Work instructions: Return only the number of lines in the entries below that hold the word "first".

## Start Given entries

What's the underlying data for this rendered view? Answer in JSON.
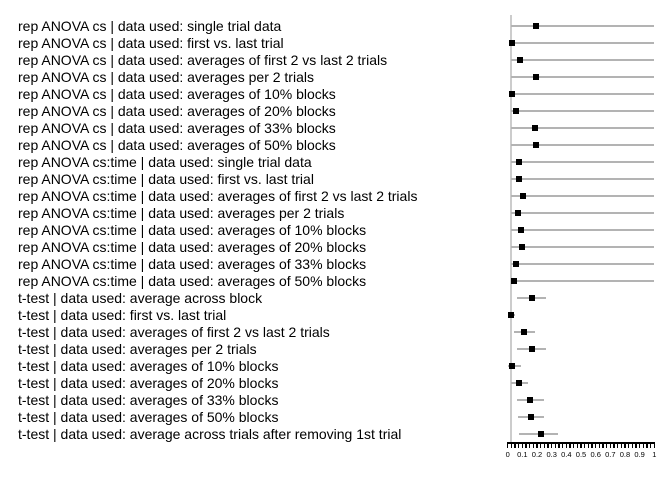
{
  "chart_data": {
    "type": "scatter",
    "subtype": "forest-plot",
    "orientation": "horizontal",
    "title": "",
    "xlabel": "",
    "ylabel": "",
    "xlim": [
      0,
      1
    ],
    "grid": false,
    "legend": "none",
    "x_tick_labels": [
      "0",
      "0.1",
      "0.2",
      "0.3",
      "0.4",
      "0.5",
      "0.6",
      "0.7",
      "0.8",
      "0.9",
      "1"
    ],
    "x_tick_values": [
      0,
      0.1,
      0.2,
      0.3,
      0.4,
      0.5,
      0.6,
      0.7,
      0.8,
      0.9,
      1
    ],
    "minor_tick_step": 0.025,
    "rows": [
      {
        "label": "rep ANOVA cs | data used: single trial data",
        "est": 0.19,
        "lo": 0.02,
        "hi": 1.0
      },
      {
        "label": "rep ANOVA cs | data used: first vs. last trial",
        "est": 0.03,
        "lo": 0.02,
        "hi": 1.0
      },
      {
        "label": "rep ANOVA cs | data used: averages of first 2 vs last 2 trials",
        "est": 0.085,
        "lo": 0.02,
        "hi": 1.0
      },
      {
        "label": "rep ANOVA cs | data used: averages per 2 trials",
        "est": 0.19,
        "lo": 0.02,
        "hi": 1.0
      },
      {
        "label": "rep ANOVA cs | data used: averages of 10% blocks",
        "est": 0.03,
        "lo": 0.02,
        "hi": 1.0
      },
      {
        "label": "rep ANOVA cs | data used: averages of 20% blocks",
        "est": 0.06,
        "lo": 0.02,
        "hi": 1.0
      },
      {
        "label": "rep ANOVA cs | data used: averages of 33% blocks",
        "est": 0.185,
        "lo": 0.02,
        "hi": 1.0
      },
      {
        "label": "rep ANOVA cs | data used: averages of 50% blocks",
        "est": 0.19,
        "lo": 0.02,
        "hi": 1.0
      },
      {
        "label": "rep ANOVA cs:time | data used: single trial data",
        "est": 0.075,
        "lo": 0.02,
        "hi": 1.0
      },
      {
        "label": "rep ANOVA cs:time | data used: first vs. last trial",
        "est": 0.08,
        "lo": 0.02,
        "hi": 1.0
      },
      {
        "label": "rep ANOVA cs:time | data used: averages of first 2 vs last 2 trials",
        "est": 0.105,
        "lo": 0.02,
        "hi": 1.0
      },
      {
        "label": "rep ANOVA cs:time | data used: averages per 2 trials",
        "est": 0.07,
        "lo": 0.02,
        "hi": 1.0
      },
      {
        "label": "rep ANOVA cs:time | data used: averages of 10% blocks",
        "est": 0.09,
        "lo": 0.02,
        "hi": 1.0
      },
      {
        "label": "rep ANOVA cs:time | data used: averages of 20% blocks",
        "est": 0.095,
        "lo": 0.02,
        "hi": 1.0
      },
      {
        "label": "rep ANOVA cs:time | data used: averages of 33% blocks",
        "est": 0.055,
        "lo": 0.02,
        "hi": 1.0
      },
      {
        "label": "rep ANOVA cs:time | data used: averages of 50% blocks",
        "est": 0.045,
        "lo": 0.02,
        "hi": 1.0
      },
      {
        "label": "t-test | data used: average across block",
        "est": 0.165,
        "lo": 0.065,
        "hi": 0.26
      },
      {
        "label": "t-test | data used: first vs. last trial",
        "est": 0.025,
        "lo": 0.005,
        "hi": 0.05
      },
      {
        "label": "t-test | data used: averages of first 2 vs last 2 trials",
        "est": 0.11,
        "lo": 0.04,
        "hi": 0.185
      },
      {
        "label": "t-test | data used: averages per 2 trials",
        "est": 0.165,
        "lo": 0.065,
        "hi": 0.26
      },
      {
        "label": "t-test | data used: averages of 10% blocks",
        "est": 0.03,
        "lo": 0.005,
        "hi": 0.09
      },
      {
        "label": "t-test | data used: averages of 20% blocks",
        "est": 0.08,
        "lo": 0.025,
        "hi": 0.14
      },
      {
        "label": "t-test | data used: averages of 33% blocks",
        "est": 0.15,
        "lo": 0.065,
        "hi": 0.245
      },
      {
        "label": "t-test | data used: averages of 50% blocks",
        "est": 0.16,
        "lo": 0.07,
        "hi": 0.25
      },
      {
        "label": "t-test | data used: average across trials after removing 1st trial",
        "est": 0.225,
        "lo": 0.075,
        "hi": 0.345
      }
    ]
  },
  "colors": {
    "background": "#ffffff",
    "point": "#000000",
    "whisker": "#b3b3b3",
    "panel_axis_line": "#cccccc",
    "tick": "#000000",
    "text": "#000000"
  }
}
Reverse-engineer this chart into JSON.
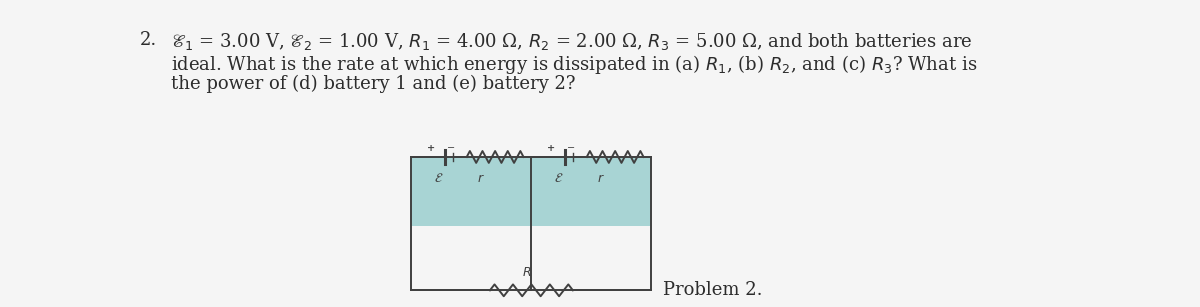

## End Given entries

Solution: 6